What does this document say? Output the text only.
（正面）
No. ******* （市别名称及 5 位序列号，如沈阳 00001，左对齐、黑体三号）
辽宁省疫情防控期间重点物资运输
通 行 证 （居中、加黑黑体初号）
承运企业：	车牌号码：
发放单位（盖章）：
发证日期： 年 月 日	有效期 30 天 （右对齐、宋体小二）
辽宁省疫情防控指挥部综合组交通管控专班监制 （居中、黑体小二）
==============================
#### [Instruction]
Please restate the data word for word, every record included.

#### [The completed task]
What does this document say? Output the text only.
（正面）
No. ******* （市别名称及 5 位序列号，如沈阳 00001，左对齐、黑体三号）
辽宁省疫情防控期间重点物资运输
通 行 证 （居中、加黑黑体初号）
承运企业：	车牌号码：
发放单位（盖章）：
发证日期： 年 月 日	有效期 30 天 （右对齐、宋体小二）
辽宁省疫情防控指挥部综合组交通管控专班监制 （居中、黑体小二）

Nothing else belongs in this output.